» Work to be completed
Transcribe each line exactly.

--- start Exercise inputs ---

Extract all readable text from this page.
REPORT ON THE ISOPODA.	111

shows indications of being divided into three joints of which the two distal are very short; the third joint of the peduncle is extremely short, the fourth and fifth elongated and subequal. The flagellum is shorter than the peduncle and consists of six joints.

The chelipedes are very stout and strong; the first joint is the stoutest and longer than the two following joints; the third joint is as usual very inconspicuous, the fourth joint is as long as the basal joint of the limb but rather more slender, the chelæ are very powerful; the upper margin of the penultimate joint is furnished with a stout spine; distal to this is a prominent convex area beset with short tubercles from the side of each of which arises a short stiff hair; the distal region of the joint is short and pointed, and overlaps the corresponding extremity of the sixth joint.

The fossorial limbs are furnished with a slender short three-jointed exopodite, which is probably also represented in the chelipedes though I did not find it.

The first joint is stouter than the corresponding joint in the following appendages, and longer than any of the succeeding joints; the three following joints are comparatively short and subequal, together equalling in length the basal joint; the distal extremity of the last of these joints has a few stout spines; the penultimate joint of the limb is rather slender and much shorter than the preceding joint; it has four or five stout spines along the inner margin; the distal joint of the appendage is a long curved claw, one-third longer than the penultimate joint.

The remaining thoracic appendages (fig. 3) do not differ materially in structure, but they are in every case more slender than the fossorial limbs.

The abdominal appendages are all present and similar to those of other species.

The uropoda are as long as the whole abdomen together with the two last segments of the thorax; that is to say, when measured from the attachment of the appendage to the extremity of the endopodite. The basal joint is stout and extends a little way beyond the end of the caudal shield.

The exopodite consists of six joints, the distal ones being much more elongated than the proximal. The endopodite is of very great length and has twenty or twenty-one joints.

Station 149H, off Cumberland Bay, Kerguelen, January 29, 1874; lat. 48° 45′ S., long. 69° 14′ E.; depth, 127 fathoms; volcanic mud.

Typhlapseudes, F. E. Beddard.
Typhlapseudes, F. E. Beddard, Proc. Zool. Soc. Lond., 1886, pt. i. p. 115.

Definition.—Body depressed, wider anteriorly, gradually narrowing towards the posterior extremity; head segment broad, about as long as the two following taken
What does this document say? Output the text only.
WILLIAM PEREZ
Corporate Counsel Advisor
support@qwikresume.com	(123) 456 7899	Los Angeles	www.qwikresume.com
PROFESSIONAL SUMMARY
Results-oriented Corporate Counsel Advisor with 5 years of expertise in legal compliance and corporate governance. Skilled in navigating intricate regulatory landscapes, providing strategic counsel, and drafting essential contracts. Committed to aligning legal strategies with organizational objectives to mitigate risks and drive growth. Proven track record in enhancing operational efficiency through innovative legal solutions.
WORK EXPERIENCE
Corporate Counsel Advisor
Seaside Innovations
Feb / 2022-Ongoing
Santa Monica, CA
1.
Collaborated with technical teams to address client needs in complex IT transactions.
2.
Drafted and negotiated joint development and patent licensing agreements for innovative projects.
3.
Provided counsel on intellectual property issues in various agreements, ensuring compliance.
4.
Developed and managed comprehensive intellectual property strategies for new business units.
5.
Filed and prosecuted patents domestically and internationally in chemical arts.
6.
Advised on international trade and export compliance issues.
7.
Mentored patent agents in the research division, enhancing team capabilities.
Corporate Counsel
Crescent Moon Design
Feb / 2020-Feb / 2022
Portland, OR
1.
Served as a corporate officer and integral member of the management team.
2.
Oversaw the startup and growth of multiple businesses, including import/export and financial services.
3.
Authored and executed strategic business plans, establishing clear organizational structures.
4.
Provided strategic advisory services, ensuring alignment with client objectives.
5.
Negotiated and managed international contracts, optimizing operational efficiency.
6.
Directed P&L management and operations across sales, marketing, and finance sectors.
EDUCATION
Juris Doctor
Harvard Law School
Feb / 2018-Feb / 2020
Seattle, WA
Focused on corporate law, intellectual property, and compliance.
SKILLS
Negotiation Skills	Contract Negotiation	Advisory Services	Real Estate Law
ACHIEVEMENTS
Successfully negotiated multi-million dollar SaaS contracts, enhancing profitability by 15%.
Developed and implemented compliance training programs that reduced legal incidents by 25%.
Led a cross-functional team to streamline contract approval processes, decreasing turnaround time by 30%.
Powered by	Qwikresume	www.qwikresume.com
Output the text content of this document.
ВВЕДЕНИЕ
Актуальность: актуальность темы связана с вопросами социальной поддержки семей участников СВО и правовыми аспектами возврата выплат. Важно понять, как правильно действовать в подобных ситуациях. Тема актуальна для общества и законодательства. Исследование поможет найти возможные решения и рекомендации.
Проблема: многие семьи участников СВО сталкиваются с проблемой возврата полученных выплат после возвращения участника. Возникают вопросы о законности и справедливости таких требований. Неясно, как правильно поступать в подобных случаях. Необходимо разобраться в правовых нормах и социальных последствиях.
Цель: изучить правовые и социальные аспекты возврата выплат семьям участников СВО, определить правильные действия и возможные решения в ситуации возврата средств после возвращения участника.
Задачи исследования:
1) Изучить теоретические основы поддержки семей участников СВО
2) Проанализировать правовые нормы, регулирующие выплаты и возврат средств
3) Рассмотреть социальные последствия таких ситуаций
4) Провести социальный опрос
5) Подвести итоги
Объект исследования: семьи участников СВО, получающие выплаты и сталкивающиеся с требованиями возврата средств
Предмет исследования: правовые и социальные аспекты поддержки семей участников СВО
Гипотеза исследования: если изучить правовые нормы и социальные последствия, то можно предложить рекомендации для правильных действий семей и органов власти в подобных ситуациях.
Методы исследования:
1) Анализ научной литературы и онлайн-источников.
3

--- end Exercise inputs ---

» Task answer
Extract all readable text from this page.
REPORT ON THE ISOPODA.	111

shows indications of being divided into three joints of which the two distal are very short; the third joint of the peduncle is extremely short, the fourth and fifth elongated and subequal. The flagellum is shorter than the peduncle and consists of six joints.

The chelipedes are very stout and strong; the first joint is the stoutest and longer than the two following joints; the third joint is as usual very inconspicuous, the fourth joint is as long as the basal joint of the limb but rather more slender, the chelæ are very powerful; the upper margin of the penultimate joint is furnished with a stout spine; distal to this is a prominent convex area beset with short tubercles from the side of each of which arises a short stiff hair; the distal region of the joint is short and pointed, and overlaps the corresponding extremity of the sixth joint.

The fossorial limbs are furnished with a slender short three-jointed exopodite, which is probably also represented in the chelipedes though I did not find it.

The first joint is stouter than the corresponding joint in the following appendages, and longer than any of the succeeding joints; the three following joints are comparatively short and subequal, together equalling in length the basal joint; the distal extremity of the last of these joints has a few stout spines; the penultimate joint of the limb is rather slender and much shorter than the preceding joint; it has four or five stout spines along the inner margin; the distal joint of the appendage is a long curved claw, one-third longer than the penultimate joint.

The remaining thoracic appendages (fig. 3) do not differ materially in structure, but they are in every case more slender than the fossorial limbs.

The abdominal appendages are all present and similar to those of other species.

The uropoda are as long as the whole abdomen together with the two last segments of the thorax; that is to say, when measured from the attachment of the appendage to the extremity of the endopodite. The basal joint is stout and extends a little way beyond the end of the caudal shield.

The exopodite consists of six joints, the distal ones being much more elongated than the proximal. The endopodite is of very great length and has twenty or twenty-one joints.

Station 149H, off Cumberland Bay, Kerguelen, January 29, 1874; lat. 48° 45′ S., long. 69° 14′ E.; depth, 127 fathoms; volcanic mud.

Typhlapseudes, F. E. Beddard.
Typhlapseudes, F. E. Beddard, Proc. Zool. Soc. Lond., 1886, pt. i. p. 115.

Definition.—Body depressed, wider anteriorly, gradually narrowing towards the posterior extremity; head segment broad, about as long as the two following taken
What does this document say? Output the text only.
WILLIAM PEREZ
Corporate Counsel Advisor
support@qwikresume.com	(123) 456 7899	Los Angeles	www.qwikresume.com
PROFESSIONAL SUMMARY
Results-oriented Corporate Counsel Advisor with 5 years of expertise in legal compliance and corporate governance. Skilled in navigating intricate regulatory landscapes, providing strategic counsel, and drafting essential contracts. Committed to aligning legal strategies with organizational objectives to mitigate risks and drive growth. Proven track record in enhancing operational efficiency through innovative legal solutions.
WORK EXPERIENCE
Corporate Counsel Advisor
Seaside Innovations
Feb / 2022-Ongoing
Santa Monica, CA
1.
Collaborated with technical teams to address client needs in complex IT transactions.
2.
Drafted and negotiated joint development and patent licensing agreements for innovative projects.
3.
Provided counsel on intellectual property issues in various agreements, ensuring compliance.
4.
Developed and managed comprehensive intellectual property strategies for new business units.
5.
Filed and prosecuted patents domestically and internationally in chemical arts.
6.
Advised on international trade and export compliance issues.
7.
Mentored patent agents in the research division, enhancing team capabilities.
Corporate Counsel
Crescent Moon Design
Feb / 2020-Feb / 2022
Portland, OR
1.
Served as a corporate officer and integral member of the management team.
2.
Oversaw the startup and growth of multiple businesses, including import/export and financial services.
3.
Authored and executed strategic business plans, establishing clear organizational structures.
4.
Provided strategic advisory services, ensuring alignment with client objectives.
5.
Negotiated and managed international contracts, optimizing operational efficiency.
6.
Directed P&L management and operations across sales, marketing, and finance sectors.
EDUCATION
Juris Doctor
Harvard Law School
Feb / 2018-Feb / 2020
Seattle, WA
Focused on corporate law, intellectual property, and compliance.
SKILLS
Negotiation Skills	Contract Negotiation	Advisory Services	Real Estate Law
ACHIEVEMENTS
Successfully negotiated multi-million dollar SaaS contracts, enhancing profitability by 15%.
Developed and implemented compliance training programs that reduced legal incidents by 25%.
Led a cross-functional team to streamline contract approval processes, decreasing turnaround time by 30%.
Powered by	Qwikresume	www.qwikresume.com
Output the text content of this document.
ВВЕДЕНИЕ
Актуальность: актуальность темы связана с вопросами социальной поддержки семей участников СВО и правовыми аспектами возврата выплат. Важно понять, как правильно действовать в подобных ситуациях. Тема актуальна для общества и законодательства. Исследование поможет найти возможные решения и рекомендации.
Проблема: многие семьи участников СВО сталкиваются с проблемой возврата полученных выплат после возвращения участника. Возникают вопросы о законности и справедливости таких требований. Неясно, как правильно поступать в подобных случаях. Необходимо разобраться в правовых нормах и социальных последствиях.
Цель: изучить правовые и социальные аспекты возврата выплат семьям участников СВО, определить правильные действия и возможные решения в ситуации возврата средств после возвращения участника.
Задачи исследования:
1) Изучить теоретические основы поддержки семей участников СВО
2) Проанализировать правовые нормы, регулирующие выплаты и возврат средств
3) Рассмотреть социальные последствия таких ситуаций
4) Провести социальный опрос
5) Подвести итоги
Объект исследования: семьи участников СВО, получающие выплаты и сталкивающиеся с требованиями возврата средств
Предмет исследования: правовые и социальные аспекты поддержки семей участников СВО
Гипотеза исследования: если изучить правовые нормы и социальные последствия, то можно предложить рекомендации для правильных действий семей и органов власти в подобных ситуациях.
Методы исследования:
1) Анализ научной литературы и онлайн-источников.
3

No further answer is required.